Goal of the exercise: Reproduce the entries word for word, and omit any picture you find in them.

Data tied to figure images
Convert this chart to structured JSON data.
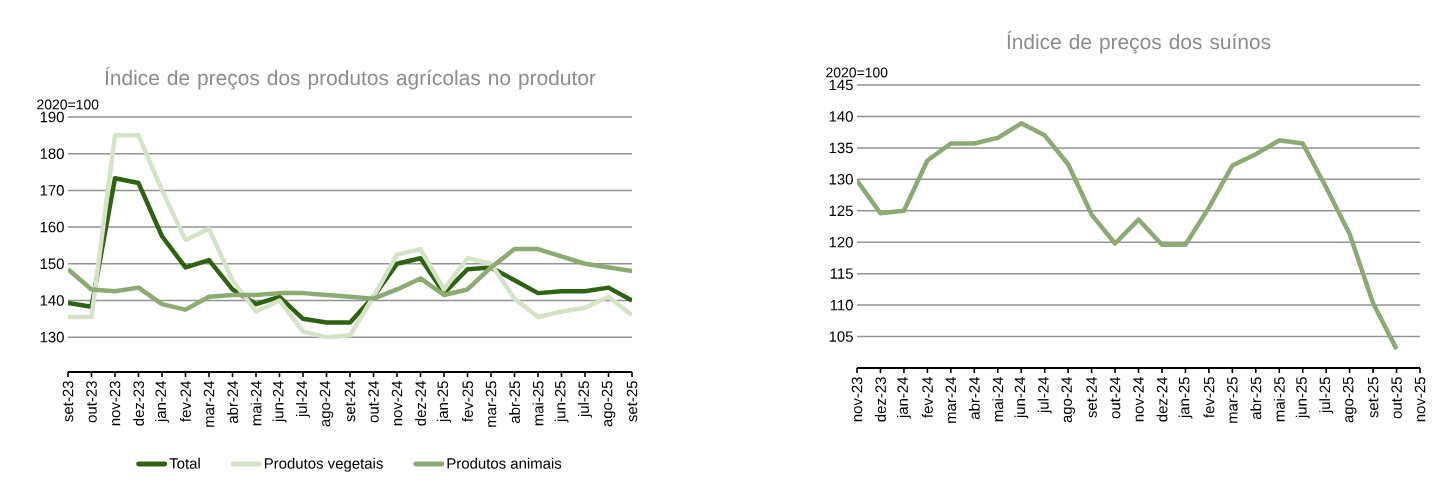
{
  "chart_data": [
    {
      "type": "line",
      "title": "Índice de preços dos produtos agrícolas no produtor",
      "ylabel": "2020=100",
      "categories": [
        "set-23",
        "out-23",
        "nov-23",
        "dez-23",
        "jan-24",
        "fev-24",
        "mar-24",
        "abr-24",
        "mai-24",
        "jun-24",
        "jul-24",
        "ago-24",
        "set-24",
        "out-24",
        "nov-24",
        "dez-24",
        "jan-25",
        "fev-25",
        "mar-25",
        "abr-25",
        "mai-25",
        "jun-25",
        "jul-25",
        "ago-25",
        "set-25"
      ],
      "series": [
        {
          "name": "Total",
          "color": "#2e6411",
          "values": [
            139.3,
            138.3,
            173.3,
            172,
            157.5,
            149,
            151,
            143,
            139,
            141,
            135,
            134,
            134,
            141,
            150,
            151.5,
            142,
            148.5,
            149,
            145.5,
            142,
            142.5,
            142.5,
            143.5,
            140
          ]
        },
        {
          "name": "Produtos vegetais",
          "color": "#d5e3c7",
          "values": [
            135.5,
            135.5,
            185,
            185,
            170,
            156.5,
            159.5,
            145.5,
            137,
            140,
            131.5,
            130,
            130.5,
            141,
            152.5,
            154,
            143,
            151.5,
            150,
            140.5,
            135.5,
            137,
            138,
            141,
            136
          ]
        },
        {
          "name": "Produtos animais",
          "color": "#8bab72",
          "values": [
            148.5,
            143,
            142.5,
            143.5,
            139,
            137.5,
            141,
            141.5,
            141.5,
            142,
            142,
            141.5,
            141,
            140.5,
            143,
            146,
            141.5,
            143,
            149,
            154,
            154,
            152,
            150,
            149,
            148
          ]
        }
      ],
      "ylim": [
        120.5,
        190
      ],
      "yticks": [
        130,
        140,
        150,
        160,
        170,
        180,
        190
      ],
      "grid": "y",
      "legend": "bottom",
      "marker": "none",
      "line_style": "solid"
    },
    {
      "type": "line",
      "title": "Índice de preços dos suínos",
      "ylabel": "2020=100",
      "categories": [
        "nov-23",
        "dez-23",
        "jan-24",
        "fev-24",
        "mar-24",
        "abr-24",
        "mai-24",
        "jun-24",
        "jul-24",
        "ago-24",
        "set-24",
        "out-24",
        "nov-24",
        "dez-24",
        "jan-25",
        "fev-25",
        "mar-25",
        "abr-25",
        "mai-25",
        "jun-25",
        "jul-25",
        "ago-25",
        "set-25",
        "out-25",
        "nov-25"
      ],
      "series": [
        {
          "color": "#8bab72",
          "values": [
            129.8,
            124.6,
            125,
            133,
            135.7,
            135.7,
            136.6,
            138.9,
            137,
            132.4,
            124.4,
            119.8,
            123.6,
            119.6,
            119.6,
            125.5,
            132.2,
            134,
            136.2,
            135.7,
            128.7,
            121.3,
            110.3,
            103,
            null
          ]
        }
      ],
      "ylim": [
        100,
        145
      ],
      "yticks": [
        105,
        110,
        115,
        120,
        125,
        130,
        135,
        140,
        145
      ],
      "grid": "y",
      "legend": false,
      "marker": "none",
      "line_style": "solid"
    }
  ]
}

Written reply:
Convert this chart to structured JSON data.
{
  "chart_data": [
    {
      "type": "line",
      "title": "Índice de preços dos produtos agrícolas no produtor",
      "ylabel": "2020=100",
      "categories": [
        "set-23",
        "out-23",
        "nov-23",
        "dez-23",
        "jan-24",
        "fev-24",
        "mar-24",
        "abr-24",
        "mai-24",
        "jun-24",
        "jul-24",
        "ago-24",
        "set-24",
        "out-24",
        "nov-24",
        "dez-24",
        "jan-25",
        "fev-25",
        "mar-25",
        "abr-25",
        "mai-25",
        "jun-25",
        "jul-25",
        "ago-25",
        "set-25"
      ],
      "series": [
        {
          "name": "Total",
          "color": "#2e6411",
          "values": [
            139.3,
            138.3,
            173.3,
            172,
            157.5,
            149,
            151,
            143,
            139,
            141,
            135,
            134,
            134,
            141,
            150,
            151.5,
            142,
            148.5,
            149,
            145.5,
            142,
            142.5,
            142.5,
            143.5,
            140
          ]
        },
        {
          "name": "Produtos vegetais",
          "color": "#d5e3c7",
          "values": [
            135.5,
            135.5,
            185,
            185,
            170,
            156.5,
            159.5,
            145.5,
            137,
            140,
            131.5,
            130,
            130.5,
            141,
            152.5,
            154,
            143,
            151.5,
            150,
            140.5,
            135.5,
            137,
            138,
            141,
            136
          ]
        },
        {
          "name": "Produtos animais",
          "color": "#8bab72",
          "values": [
            148.5,
            143,
            142.5,
            143.5,
            139,
            137.5,
            141,
            141.5,
            141.5,
            142,
            142,
            141.5,
            141,
            140.5,
            143,
            146,
            141.5,
            143,
            149,
            154,
            154,
            152,
            150,
            149,
            148
          ]
        }
      ],
      "ylim": [
        120.5,
        190
      ],
      "yticks": [
        130,
        140,
        150,
        160,
        170,
        180,
        190
      ],
      "grid": "y",
      "legend": "bottom",
      "marker": "none",
      "line_style": "solid"
    },
    {
      "type": "line",
      "title": "Índice de preços dos suínos",
      "ylabel": "2020=100",
      "categories": [
        "nov-23",
        "dez-23",
        "jan-24",
        "fev-24",
        "mar-24",
        "abr-24",
        "mai-24",
        "jun-24",
        "jul-24",
        "ago-24",
        "set-24",
        "out-24",
        "nov-24",
        "dez-24",
        "jan-25",
        "fev-25",
        "mar-25",
        "abr-25",
        "mai-25",
        "jun-25",
        "jul-25",
        "ago-25",
        "set-25",
        "out-25",
        "nov-25"
      ],
      "series": [
        {
          "color": "#8bab72",
          "values": [
            129.8,
            124.6,
            125,
            133,
            135.7,
            135.7,
            136.6,
            138.9,
            137,
            132.4,
            124.4,
            119.8,
            123.6,
            119.6,
            119.6,
            125.5,
            132.2,
            134,
            136.2,
            135.7,
            128.7,
            121.3,
            110.3,
            103,
            null
          ]
        }
      ],
      "ylim": [
        100,
        145
      ],
      "yticks": [
        105,
        110,
        115,
        120,
        125,
        130,
        135,
        140,
        145
      ],
      "grid": "y",
      "legend": false,
      "marker": "none",
      "line_style": "solid"
    }
  ]
}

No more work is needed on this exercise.